» THE EXERCISE: Write out the listing exactly as it is given.

» MATERIAL FOR THIS EXERCISE:
━━━━

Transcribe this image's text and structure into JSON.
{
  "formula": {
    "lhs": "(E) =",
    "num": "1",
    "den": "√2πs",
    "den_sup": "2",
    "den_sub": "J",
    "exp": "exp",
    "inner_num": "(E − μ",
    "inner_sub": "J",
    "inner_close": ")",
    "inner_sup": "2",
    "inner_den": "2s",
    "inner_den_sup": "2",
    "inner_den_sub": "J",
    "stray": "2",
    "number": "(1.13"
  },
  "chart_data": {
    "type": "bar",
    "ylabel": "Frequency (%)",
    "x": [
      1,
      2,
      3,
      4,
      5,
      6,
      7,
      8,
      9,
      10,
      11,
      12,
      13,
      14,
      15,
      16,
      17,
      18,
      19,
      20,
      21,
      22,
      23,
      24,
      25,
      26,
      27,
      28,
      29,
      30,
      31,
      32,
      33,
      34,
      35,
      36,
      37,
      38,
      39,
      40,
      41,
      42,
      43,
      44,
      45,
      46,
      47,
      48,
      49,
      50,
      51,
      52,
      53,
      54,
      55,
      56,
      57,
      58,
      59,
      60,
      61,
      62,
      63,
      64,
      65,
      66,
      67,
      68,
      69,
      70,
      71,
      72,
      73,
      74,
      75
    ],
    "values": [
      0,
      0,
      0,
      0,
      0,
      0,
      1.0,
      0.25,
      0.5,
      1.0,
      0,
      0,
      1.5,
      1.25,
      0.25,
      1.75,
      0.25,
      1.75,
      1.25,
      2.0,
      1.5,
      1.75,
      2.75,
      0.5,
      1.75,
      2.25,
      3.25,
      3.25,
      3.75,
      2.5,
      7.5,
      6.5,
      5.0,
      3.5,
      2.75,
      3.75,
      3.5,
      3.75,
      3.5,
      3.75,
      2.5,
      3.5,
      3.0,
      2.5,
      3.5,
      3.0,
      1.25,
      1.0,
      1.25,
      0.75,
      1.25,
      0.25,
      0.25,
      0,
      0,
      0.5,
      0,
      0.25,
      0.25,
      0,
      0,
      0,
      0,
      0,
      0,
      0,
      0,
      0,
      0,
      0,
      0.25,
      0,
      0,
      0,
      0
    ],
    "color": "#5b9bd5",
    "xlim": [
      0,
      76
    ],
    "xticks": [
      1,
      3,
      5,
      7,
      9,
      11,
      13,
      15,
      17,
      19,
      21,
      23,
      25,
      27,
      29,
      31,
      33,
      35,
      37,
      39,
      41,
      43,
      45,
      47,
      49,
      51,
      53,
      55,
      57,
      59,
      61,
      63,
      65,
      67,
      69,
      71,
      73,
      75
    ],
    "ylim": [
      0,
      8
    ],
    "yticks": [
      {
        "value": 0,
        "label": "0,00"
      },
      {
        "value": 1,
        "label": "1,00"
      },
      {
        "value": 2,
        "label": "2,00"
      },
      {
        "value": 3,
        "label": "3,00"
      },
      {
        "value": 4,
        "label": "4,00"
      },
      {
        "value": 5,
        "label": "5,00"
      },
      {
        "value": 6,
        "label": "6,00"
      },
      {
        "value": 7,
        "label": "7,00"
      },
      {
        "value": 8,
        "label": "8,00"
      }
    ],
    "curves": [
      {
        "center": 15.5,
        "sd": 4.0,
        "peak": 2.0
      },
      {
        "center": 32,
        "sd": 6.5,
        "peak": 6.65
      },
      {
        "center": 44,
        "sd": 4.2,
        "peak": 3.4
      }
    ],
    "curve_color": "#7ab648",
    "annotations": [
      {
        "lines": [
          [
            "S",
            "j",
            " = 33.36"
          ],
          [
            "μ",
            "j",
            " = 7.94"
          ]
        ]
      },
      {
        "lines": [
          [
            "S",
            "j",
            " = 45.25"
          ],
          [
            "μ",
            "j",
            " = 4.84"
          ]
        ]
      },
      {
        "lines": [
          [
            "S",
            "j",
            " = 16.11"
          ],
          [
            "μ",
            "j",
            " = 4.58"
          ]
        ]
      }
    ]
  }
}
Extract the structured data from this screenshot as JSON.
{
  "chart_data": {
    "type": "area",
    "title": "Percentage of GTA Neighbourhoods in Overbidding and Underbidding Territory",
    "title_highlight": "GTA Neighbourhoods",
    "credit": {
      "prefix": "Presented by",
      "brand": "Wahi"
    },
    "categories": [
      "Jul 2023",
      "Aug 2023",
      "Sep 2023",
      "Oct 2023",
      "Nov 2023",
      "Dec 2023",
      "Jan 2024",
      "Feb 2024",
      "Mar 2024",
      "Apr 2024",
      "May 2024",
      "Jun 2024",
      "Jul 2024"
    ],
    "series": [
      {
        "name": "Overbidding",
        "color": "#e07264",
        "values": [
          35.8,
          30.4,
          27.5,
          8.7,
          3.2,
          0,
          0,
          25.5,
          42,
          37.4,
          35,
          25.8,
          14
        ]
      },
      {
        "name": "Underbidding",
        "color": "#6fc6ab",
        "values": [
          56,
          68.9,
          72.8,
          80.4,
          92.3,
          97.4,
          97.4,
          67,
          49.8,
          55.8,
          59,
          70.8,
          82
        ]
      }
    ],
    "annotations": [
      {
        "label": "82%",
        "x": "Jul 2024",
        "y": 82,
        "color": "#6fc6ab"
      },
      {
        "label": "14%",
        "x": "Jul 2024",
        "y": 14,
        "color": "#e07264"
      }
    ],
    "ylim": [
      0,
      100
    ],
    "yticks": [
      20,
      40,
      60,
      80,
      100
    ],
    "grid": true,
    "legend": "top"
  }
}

━━━━

» COMPLETED EXERCISE:
Transcribe this image's text and structure into JSON.
{
  "formula": {
    "lhs": "(E) =",
    "num": "1",
    "den": "√2πs",
    "den_sup": "2",
    "den_sub": "J",
    "exp": "exp",
    "inner_num": "(E − μ",
    "inner_sub": "J",
    "inner_close": ")",
    "inner_sup": "2",
    "inner_den": "2s",
    "inner_den_sup": "2",
    "inner_den_sub": "J",
    "stray": "2",
    "number": "(1.13"
  },
  "chart_data": {
    "type": "bar",
    "ylabel": "Frequency (%)",
    "x": [
      1,
      2,
      3,
      4,
      5,
      6,
      7,
      8,
      9,
      10,
      11,
      12,
      13,
      14,
      15,
      16,
      17,
      18,
      19,
      20,
      21,
      22,
      23,
      24,
      25,
      26,
      27,
      28,
      29,
      30,
      31,
      32,
      33,
      34,
      35,
      36,
      37,
      38,
      39,
      40,
      41,
      42,
      43,
      44,
      45,
      46,
      47,
      48,
      49,
      50,
      51,
      52,
      53,
      54,
      55,
      56,
      57,
      58,
      59,
      60,
      61,
      62,
      63,
      64,
      65,
      66,
      67,
      68,
      69,
      70,
      71,
      72,
      73,
      74,
      75
    ],
    "values": [
      0,
      0,
      0,
      0,
      0,
      0,
      1.0,
      0.25,
      0.5,
      1.0,
      0,
      0,
      1.5,
      1.25,
      0.25,
      1.75,
      0.25,
      1.75,
      1.25,
      2.0,
      1.5,
      1.75,
      2.75,
      0.5,
      1.75,
      2.25,
      3.25,
      3.25,
      3.75,
      2.5,
      7.5,
      6.5,
      5.0,
      3.5,
      2.75,
      3.75,
      3.5,
      3.75,
      3.5,
      3.75,
      2.5,
      3.5,
      3.0,
      2.5,
      3.5,
      3.0,
      1.25,
      1.0,
      1.25,
      0.75,
      1.25,
      0.25,
      0.25,
      0,
      0,
      0.5,
      0,
      0.25,
      0.25,
      0,
      0,
      0,
      0,
      0,
      0,
      0,
      0,
      0,
      0,
      0,
      0.25,
      0,
      0,
      0,
      0
    ],
    "color": "#5b9bd5",
    "xlim": [
      0,
      76
    ],
    "xticks": [
      1,
      3,
      5,
      7,
      9,
      11,
      13,
      15,
      17,
      19,
      21,
      23,
      25,
      27,
      29,
      31,
      33,
      35,
      37,
      39,
      41,
      43,
      45,
      47,
      49,
      51,
      53,
      55,
      57,
      59,
      61,
      63,
      65,
      67,
      69,
      71,
      73,
      75
    ],
    "ylim": [
      0,
      8
    ],
    "yticks": [
      {
        "value": 0,
        "label": "0,00"
      },
      {
        "value": 1,
        "label": "1,00"
      },
      {
        "value": 2,
        "label": "2,00"
      },
      {
        "value": 3,
        "label": "3,00"
      },
      {
        "value": 4,
        "label": "4,00"
      },
      {
        "value": 5,
        "label": "5,00"
      },
      {
        "value": 6,
        "label": "6,00"
      },
      {
        "value": 7,
        "label": "7,00"
      },
      {
        "value": 8,
        "label": "8,00"
      }
    ],
    "curves": [
      {
        "center": 15.5,
        "sd": 4.0,
        "peak": 2.0
      },
      {
        "center": 32,
        "sd": 6.5,
        "peak": 6.65
      },
      {
        "center": 44,
        "sd": 4.2,
        "peak": 3.4
      }
    ],
    "curve_color": "#7ab648",
    "annotations": [
      {
        "lines": [
          [
            "S",
            "j",
            " = 33.36"
          ],
          [
            "μ",
            "j",
            " = 7.94"
          ]
        ]
      },
      {
        "lines": [
          [
            "S",
            "j",
            " = 45.25"
          ],
          [
            "μ",
            "j",
            " = 4.84"
          ]
        ]
      },
      {
        "lines": [
          [
            "S",
            "j",
            " = 16.11"
          ],
          [
            "μ",
            "j",
            " = 4.58"
          ]
        ]
      }
    ]
  }
}
Extract the structured data from this screenshot as JSON.
{
  "chart_data": {
    "type": "area",
    "title": "Percentage of GTA Neighbourhoods in Overbidding and Underbidding Territory",
    "title_highlight": "GTA Neighbourhoods",
    "credit": {
      "prefix": "Presented by",
      "brand": "Wahi"
    },
    "categories": [
      "Jul 2023",
      "Aug 2023",
      "Sep 2023",
      "Oct 2023",
      "Nov 2023",
      "Dec 2023",
      "Jan 2024",
      "Feb 2024",
      "Mar 2024",
      "Apr 2024",
      "May 2024",
      "Jun 2024",
      "Jul 2024"
    ],
    "series": [
      {
        "name": "Overbidding",
        "color": "#e07264",
        "values": [
          35.8,
          30.4,
          27.5,
          8.7,
          3.2,
          0,
          0,
          25.5,
          42,
          37.4,
          35,
          25.8,
          14
        ]
      },
      {
        "name": "Underbidding",
        "color": "#6fc6ab",
        "values": [
          56,
          68.9,
          72.8,
          80.4,
          92.3,
          97.4,
          97.4,
          67,
          49.8,
          55.8,
          59,
          70.8,
          82
        ]
      }
    ],
    "annotations": [
      {
        "label": "82%",
        "x": "Jul 2024",
        "y": 82,
        "color": "#6fc6ab"
      },
      {
        "label": "14%",
        "x": "Jul 2024",
        "y": 14,
        "color": "#e07264"
      }
    ],
    "ylim": [
      0,
      100
    ],
    "yticks": [
      20,
      40,
      60,
      80,
      100
    ],
    "grid": true,
    "legend": "top"
  }
}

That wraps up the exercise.